◆ TEXTO FORNECIDO ◆

════════════════════

Soma-se a tudo isso o caráter fiscal dos tributos envolvidos.

É sabido, "O tributo possui finalidade fiscal quando visa precipuamente arrecadar, carrear recursos para os cofres públicos", como ensina Ricardo Alexandre[x]. É o caso da contribuição para o PIS e da COFINS, as quais, reitera-se, não somente se voltam à arrecadação de dinheiro, mas à arrecadação de dinheiro destinado à satisfação do compromisso estatal com a Seguridade Social, ao que está vinculada o produto desta arrecadação.

Não é corriqueiro que esse tipo de tributo seja utilizado como forma de intervenção do Estado na Economia, como é o caso da utilização de isenções e imunidades como forma de desenvolvimento regional ou de um determinado setor produtivo (e.g, o exportador).

Primeiro porque abrir mão da arrecadação destes tributos em prol de um desenvolvimento econômico setorial seria um terrível contrassenso, uma absoluta inversão de valores, consubstanciada no desprezo de compromissos sociais em prol de avanços econômicos. Sobre isso se manifestou o Min. Ricardo Lewandowski quando do julgamento do RE 566.259/RS, acima citado.

Ademais, se uma região precisa de incentivos para o crescimento econômico é porque, decerto, é mais pobre do que outras. E se tem mais tendência à pauperização, é com mais razão que não pode abdicar de tributos finalísticos sociais. Sua população, por ser mais carente, tem bem mais dependência, e.g, do serviço público de saúde e de benefícios assistenciais, componentes do sistema de Seguridade Social, nos termos do art. 194 da CF.

════════════════════

◆ DADOS FORNECIDOS ◆
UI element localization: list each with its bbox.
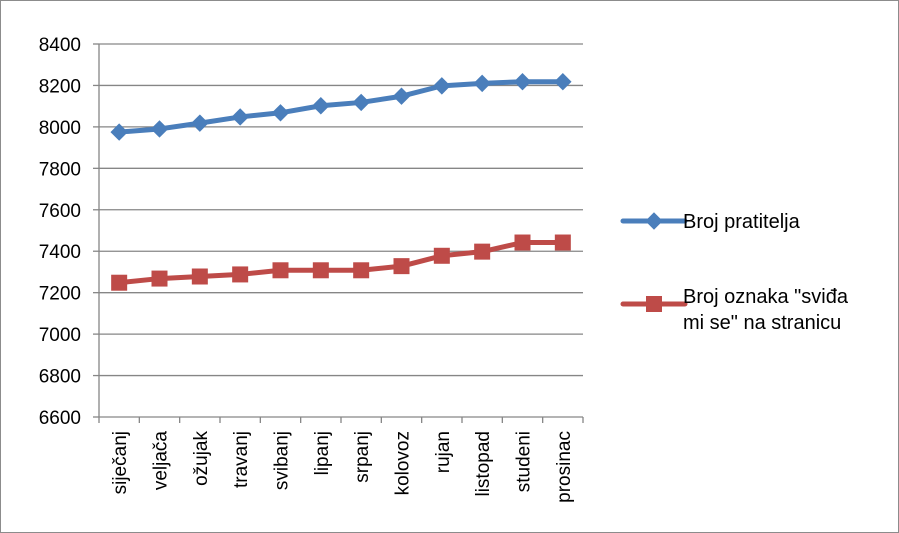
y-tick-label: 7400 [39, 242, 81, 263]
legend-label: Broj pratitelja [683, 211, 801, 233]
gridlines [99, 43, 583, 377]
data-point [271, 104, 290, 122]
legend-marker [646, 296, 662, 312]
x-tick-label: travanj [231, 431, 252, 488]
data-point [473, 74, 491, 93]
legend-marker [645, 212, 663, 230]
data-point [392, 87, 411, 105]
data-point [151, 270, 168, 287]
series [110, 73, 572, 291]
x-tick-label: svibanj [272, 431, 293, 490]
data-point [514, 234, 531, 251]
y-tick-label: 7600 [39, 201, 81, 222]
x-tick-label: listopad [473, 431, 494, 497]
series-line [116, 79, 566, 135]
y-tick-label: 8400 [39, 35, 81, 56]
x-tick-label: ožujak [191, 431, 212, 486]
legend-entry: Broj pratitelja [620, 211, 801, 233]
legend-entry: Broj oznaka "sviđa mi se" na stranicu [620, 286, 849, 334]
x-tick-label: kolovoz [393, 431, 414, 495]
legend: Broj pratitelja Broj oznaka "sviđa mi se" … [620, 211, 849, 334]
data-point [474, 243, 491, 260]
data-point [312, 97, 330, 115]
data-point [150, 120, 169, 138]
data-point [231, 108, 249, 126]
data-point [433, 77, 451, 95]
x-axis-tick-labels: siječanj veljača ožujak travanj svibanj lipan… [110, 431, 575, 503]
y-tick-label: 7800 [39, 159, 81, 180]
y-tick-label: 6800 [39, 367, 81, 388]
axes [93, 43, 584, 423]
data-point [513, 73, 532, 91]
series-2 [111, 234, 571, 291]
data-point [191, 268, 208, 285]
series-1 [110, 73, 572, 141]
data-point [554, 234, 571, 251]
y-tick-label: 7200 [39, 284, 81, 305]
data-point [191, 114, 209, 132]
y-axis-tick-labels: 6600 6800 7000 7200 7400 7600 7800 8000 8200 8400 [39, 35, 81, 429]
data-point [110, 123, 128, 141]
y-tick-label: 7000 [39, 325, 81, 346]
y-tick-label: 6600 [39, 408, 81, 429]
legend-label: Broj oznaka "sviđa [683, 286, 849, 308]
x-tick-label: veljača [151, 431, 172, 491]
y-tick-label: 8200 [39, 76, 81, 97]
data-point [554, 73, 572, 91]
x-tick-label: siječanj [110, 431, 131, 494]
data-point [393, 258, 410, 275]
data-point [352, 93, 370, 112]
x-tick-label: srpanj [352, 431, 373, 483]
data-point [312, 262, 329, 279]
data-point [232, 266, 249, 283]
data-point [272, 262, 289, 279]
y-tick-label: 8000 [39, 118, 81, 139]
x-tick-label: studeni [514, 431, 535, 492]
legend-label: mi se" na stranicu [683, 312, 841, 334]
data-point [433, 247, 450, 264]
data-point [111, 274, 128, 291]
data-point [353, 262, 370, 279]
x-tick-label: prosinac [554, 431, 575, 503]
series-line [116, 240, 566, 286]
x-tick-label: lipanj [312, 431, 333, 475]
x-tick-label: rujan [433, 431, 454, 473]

════════════════════

◆ OBJETIVO A ◆
Reescreva de forma mais curta o parágrafo do texto sobre o caráter fiscal do PIS e da COFINS que começa com "Ademais, se uma região", mantendo seus fatos principais.
◆ OBJETIVO B ◆
Cite literalmente as linhas dos registros, começando na que contém "y-tick-label: 7400 [39, 242, 81, 263]" e terminando na que contém "312, 841, 334]", incluindo ambas.

◆ SOLUÇÃO DO EXERCÍCIO A ◆
Uma região que precisa de incentivos para crescer economicamente é, certamente, mais pobre que outras e mais propensa à pauperização, por isso tem ainda menos condições de abrir mão de tributos com finalidade social. Sua população, mais carente, depende bem mais do serviço público de saúde e dos benefícios assistenciais, que compõem a Seguridade Social segundo o art. 194 da CF.

◆ SOLUÇÃO DO EXERCÍCIO B ◆
y-tick-label: 7400 [39, 242, 81, 263]
legend-label: Broj pratitelja [683, 211, 801, 233]
gridlines [99, 43, 583, 377]
data-point [271, 104, 290, 122]
legend-marker [646, 296, 662, 312]
x-tick-label: travanj [231, 431, 252, 488]
data-point [473, 74, 491, 93]
legend-marker [645, 212, 663, 230]
data-point [392, 87, 411, 105]
data-point [151, 270, 168, 287]
series [110, 73, 572, 291]
x-tick-label: svibanj [272, 431, 293, 490]
data-point [514, 234, 531, 251]
y-tick-label: 7600 [39, 201, 81, 222]
x-tick-label: listopad [473, 431, 494, 497]
series-line [116, 79, 566, 135]
y-tick-label: 8400 [39, 35, 81, 56]
x-tick-label: ožujak [191, 431, 212, 486]
legend-entry: Broj pratitelja [620, 211, 801, 233]
legend-entry: Broj oznaka "sviđa mi se" na stranicu [620, 286, 849, 334]
x-tick-label: kolovoz [393, 431, 414, 495]
legend: Broj pratitelja Broj oznaka "sviđa mi se" … [620, 211, 849, 334]
data-point [474, 243, 491, 260]
data-point [312, 97, 330, 115]
data-point [150, 120, 169, 138]
data-point [231, 108, 249, 126]
data-point [433, 77, 451, 95]
x-axis-tick-labels: siječanj veljača ožujak travanj svibanj lipan… [110, 431, 575, 503]
y-tick-label: 7800 [39, 159, 81, 180]
y-tick-label: 6800 [39, 367, 81, 388]
axes [93, 43, 584, 423]
data-point [513, 73, 532, 91]
series-2 [111, 234, 571, 291]
data-point [191, 268, 208, 285]
series-1 [110, 73, 572, 141]
data-point [554, 234, 571, 251]
y-tick-label: 7200 [39, 284, 81, 305]
data-point [191, 114, 209, 132]
y-axis-tick-labels: 6600 6800 7000 7200 7400 7600 7800 8000 8200 8400 [39, 35, 81, 429]
data-point [110, 123, 128, 141]
y-tick-label: 7000 [39, 325, 81, 346]
y-tick-label: 6600 [39, 408, 81, 429]
legend-label: Broj oznaka "sviđa [683, 286, 849, 308]
x-tick-label: veljača [151, 431, 172, 491]
y-tick-label: 8200 [39, 76, 81, 97]
data-point [554, 73, 572, 91]
x-tick-label: siječanj [110, 431, 131, 494]
data-point [393, 258, 410, 275]
data-point [352, 93, 370, 112]
x-tick-label: srpanj [352, 431, 373, 483]
data-point [312, 262, 329, 279]
data-point [232, 266, 249, 283]
data-point [272, 262, 289, 279]
y-tick-label: 8000 [39, 118, 81, 139]
x-tick-label: studeni [514, 431, 535, 492]
legend-label: mi se" na stranicu [683, 312, 841, 334]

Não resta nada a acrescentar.